*What to work on*
Determine the count of lines holding "having" and give that count alone.
::::::::
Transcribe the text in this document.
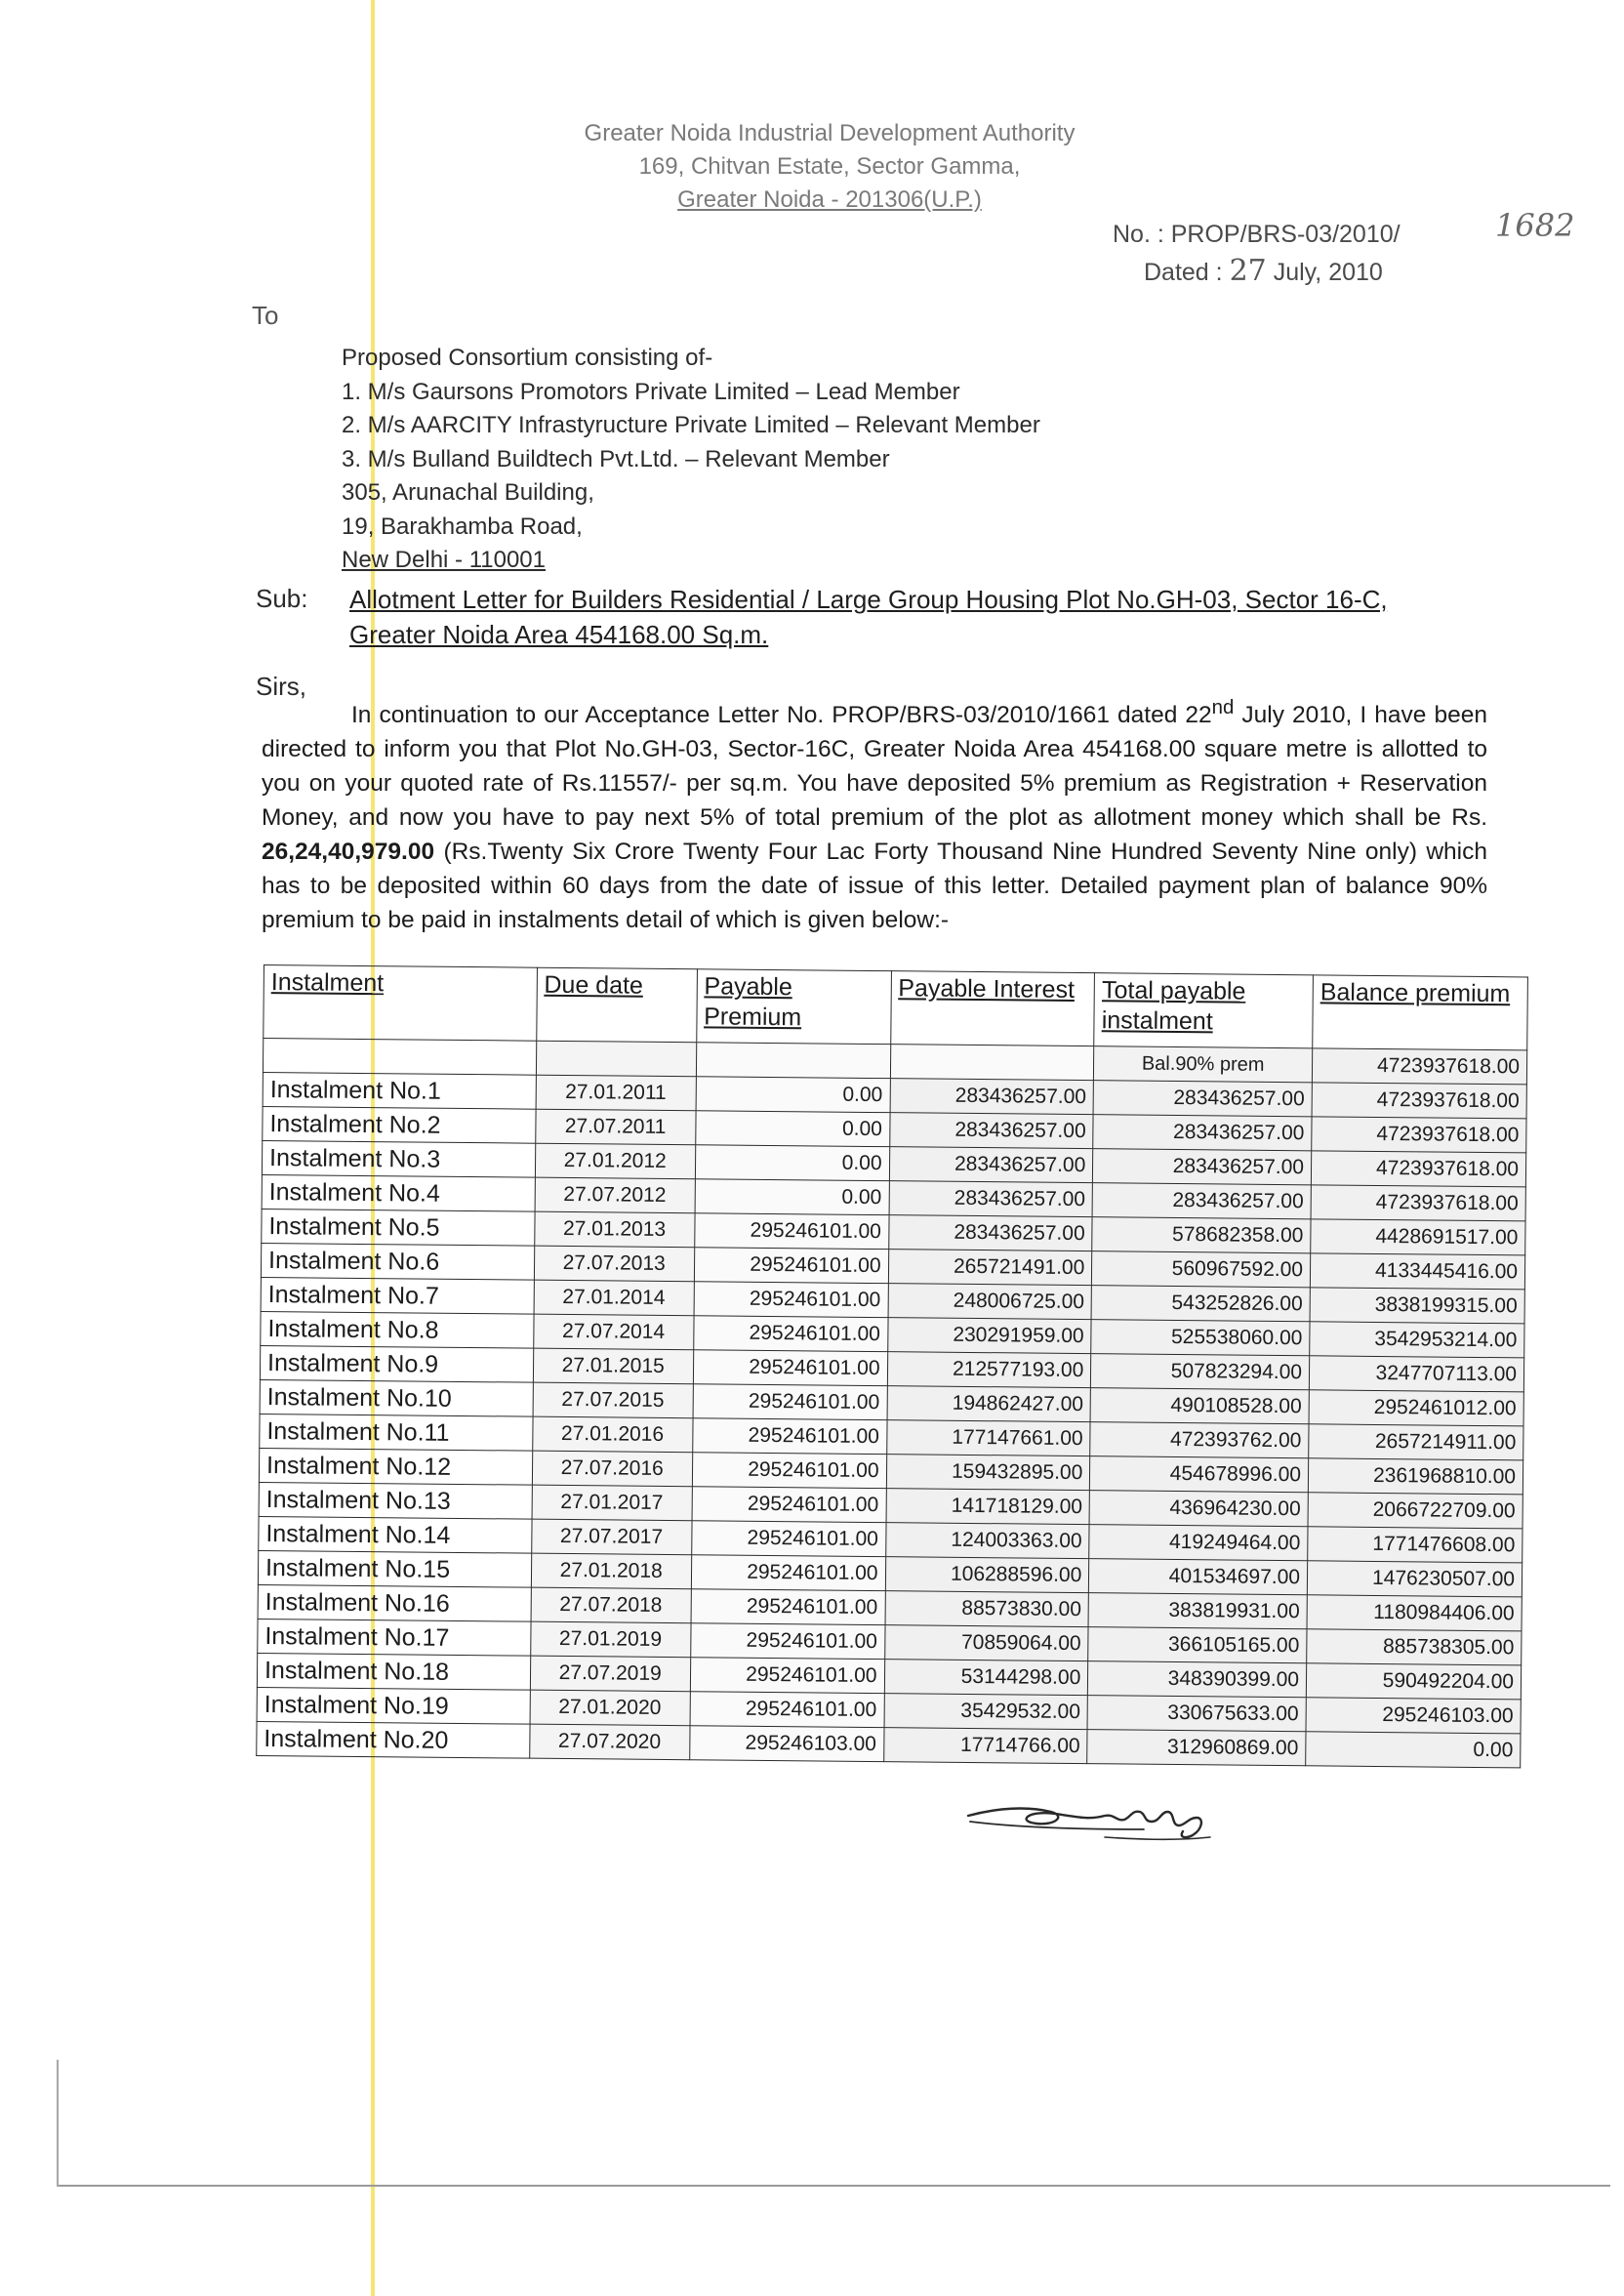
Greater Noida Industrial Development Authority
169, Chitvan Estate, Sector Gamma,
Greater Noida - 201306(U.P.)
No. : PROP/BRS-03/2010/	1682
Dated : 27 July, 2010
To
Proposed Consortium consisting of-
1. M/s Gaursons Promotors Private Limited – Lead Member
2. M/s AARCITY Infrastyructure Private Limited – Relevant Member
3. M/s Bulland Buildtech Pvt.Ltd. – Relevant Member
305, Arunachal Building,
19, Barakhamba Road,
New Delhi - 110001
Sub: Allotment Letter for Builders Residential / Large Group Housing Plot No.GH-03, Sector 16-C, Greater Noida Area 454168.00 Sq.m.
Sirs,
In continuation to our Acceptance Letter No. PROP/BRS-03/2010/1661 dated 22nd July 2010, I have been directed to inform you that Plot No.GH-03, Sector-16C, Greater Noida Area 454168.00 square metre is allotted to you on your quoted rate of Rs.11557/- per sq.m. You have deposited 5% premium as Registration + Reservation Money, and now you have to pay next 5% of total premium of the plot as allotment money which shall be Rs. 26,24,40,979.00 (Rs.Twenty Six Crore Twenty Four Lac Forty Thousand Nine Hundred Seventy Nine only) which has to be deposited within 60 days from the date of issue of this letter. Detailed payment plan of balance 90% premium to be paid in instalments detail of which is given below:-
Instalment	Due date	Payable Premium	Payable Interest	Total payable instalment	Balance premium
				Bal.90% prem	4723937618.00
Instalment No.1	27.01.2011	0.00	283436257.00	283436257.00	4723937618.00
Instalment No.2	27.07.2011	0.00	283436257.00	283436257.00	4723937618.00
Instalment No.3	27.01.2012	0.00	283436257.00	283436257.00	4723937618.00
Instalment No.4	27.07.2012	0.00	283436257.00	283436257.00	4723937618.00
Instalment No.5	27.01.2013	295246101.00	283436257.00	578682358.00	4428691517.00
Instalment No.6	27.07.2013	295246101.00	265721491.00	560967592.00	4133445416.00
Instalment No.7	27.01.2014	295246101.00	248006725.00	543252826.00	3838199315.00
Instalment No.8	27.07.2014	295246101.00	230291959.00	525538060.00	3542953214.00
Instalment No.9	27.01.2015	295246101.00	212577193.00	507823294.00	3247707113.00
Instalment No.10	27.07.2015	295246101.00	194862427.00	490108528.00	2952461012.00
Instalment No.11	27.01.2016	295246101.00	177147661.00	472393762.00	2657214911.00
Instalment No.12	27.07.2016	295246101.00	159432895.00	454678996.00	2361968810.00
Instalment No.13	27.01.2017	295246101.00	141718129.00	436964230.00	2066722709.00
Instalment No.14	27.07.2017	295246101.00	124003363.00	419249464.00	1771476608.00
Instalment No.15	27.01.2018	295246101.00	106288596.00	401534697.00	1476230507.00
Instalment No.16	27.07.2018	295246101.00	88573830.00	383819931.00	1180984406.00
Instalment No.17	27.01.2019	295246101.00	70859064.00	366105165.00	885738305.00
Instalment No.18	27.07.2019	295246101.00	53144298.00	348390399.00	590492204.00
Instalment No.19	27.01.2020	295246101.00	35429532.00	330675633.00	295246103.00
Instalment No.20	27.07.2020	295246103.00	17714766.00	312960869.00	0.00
::::::::
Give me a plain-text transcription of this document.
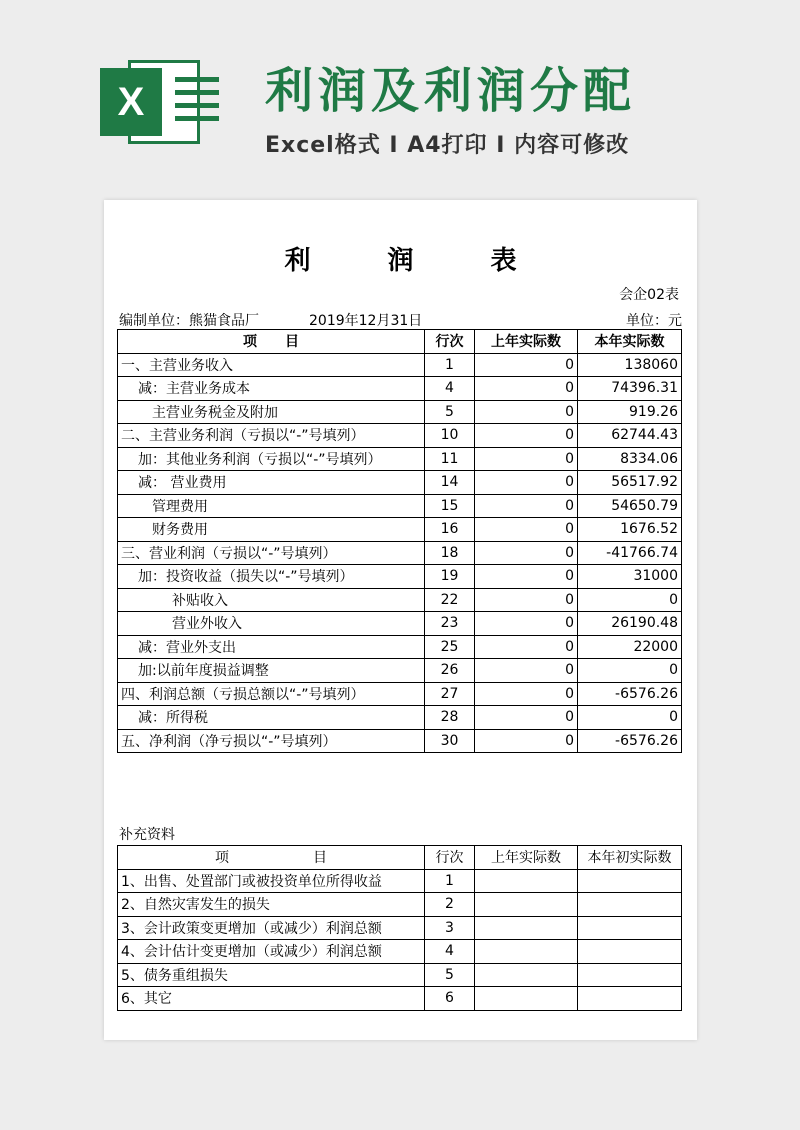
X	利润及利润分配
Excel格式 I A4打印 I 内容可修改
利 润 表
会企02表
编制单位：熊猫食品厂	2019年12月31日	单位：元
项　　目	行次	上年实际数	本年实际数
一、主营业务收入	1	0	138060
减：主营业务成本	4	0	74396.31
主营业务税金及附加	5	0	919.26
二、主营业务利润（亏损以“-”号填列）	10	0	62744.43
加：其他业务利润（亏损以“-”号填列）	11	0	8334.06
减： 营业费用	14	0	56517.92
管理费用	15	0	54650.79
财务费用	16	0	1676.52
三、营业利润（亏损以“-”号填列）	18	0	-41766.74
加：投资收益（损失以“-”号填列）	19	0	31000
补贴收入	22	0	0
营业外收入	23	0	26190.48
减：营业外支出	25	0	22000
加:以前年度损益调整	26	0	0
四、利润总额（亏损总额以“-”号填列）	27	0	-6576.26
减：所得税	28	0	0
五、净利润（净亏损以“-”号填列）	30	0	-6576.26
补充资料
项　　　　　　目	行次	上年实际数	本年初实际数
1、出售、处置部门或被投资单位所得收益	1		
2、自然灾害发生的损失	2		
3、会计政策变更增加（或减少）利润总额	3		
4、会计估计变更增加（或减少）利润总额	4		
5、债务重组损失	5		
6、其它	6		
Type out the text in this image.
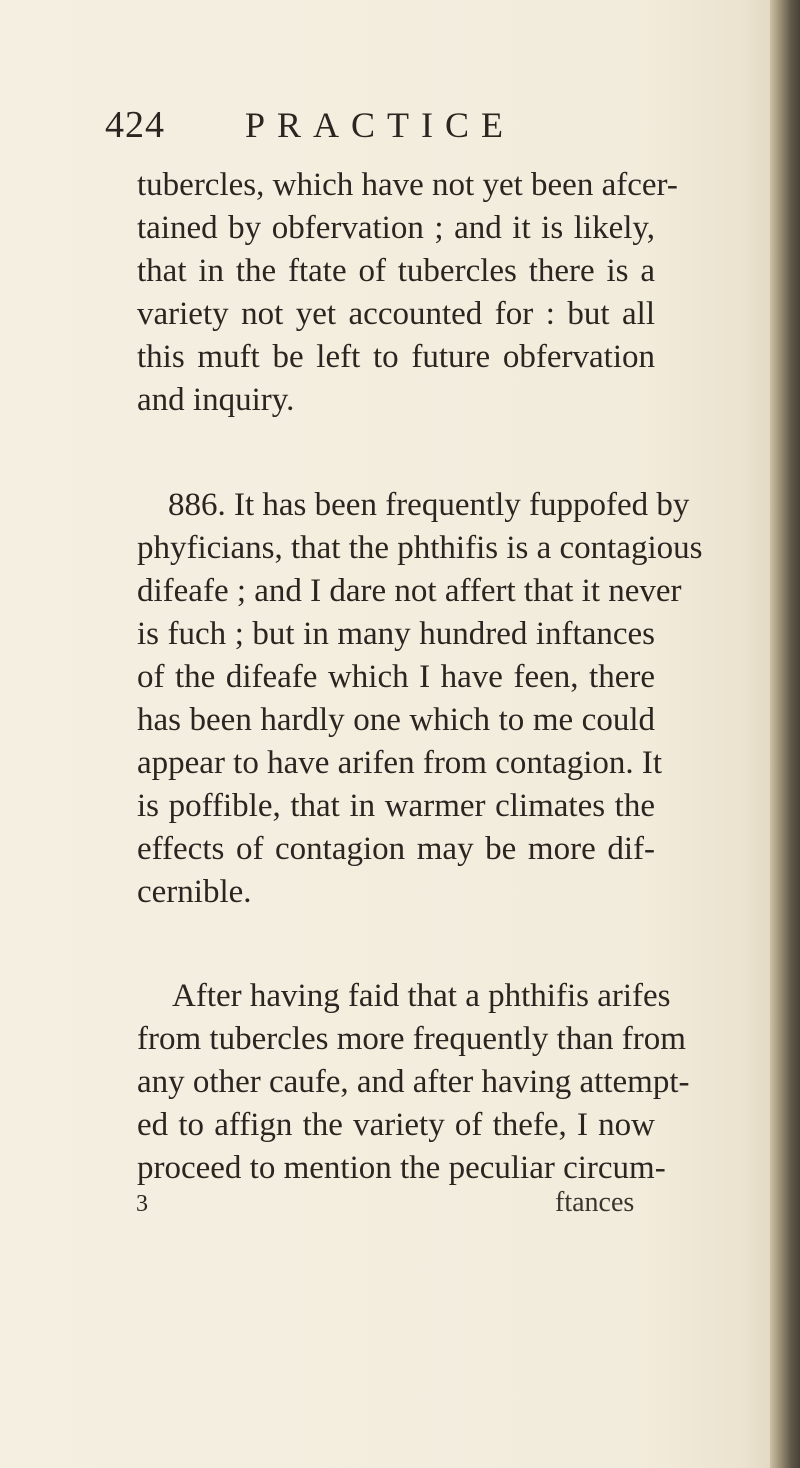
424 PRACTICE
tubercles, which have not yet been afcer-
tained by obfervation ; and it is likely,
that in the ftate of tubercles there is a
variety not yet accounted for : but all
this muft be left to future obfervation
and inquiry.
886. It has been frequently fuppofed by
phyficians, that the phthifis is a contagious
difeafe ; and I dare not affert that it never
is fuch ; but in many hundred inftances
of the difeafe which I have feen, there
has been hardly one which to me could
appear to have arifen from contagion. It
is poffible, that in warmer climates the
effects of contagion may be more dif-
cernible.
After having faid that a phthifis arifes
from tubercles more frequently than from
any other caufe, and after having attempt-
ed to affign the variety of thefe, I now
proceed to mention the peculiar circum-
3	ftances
::::::::
*Answer to the task*
2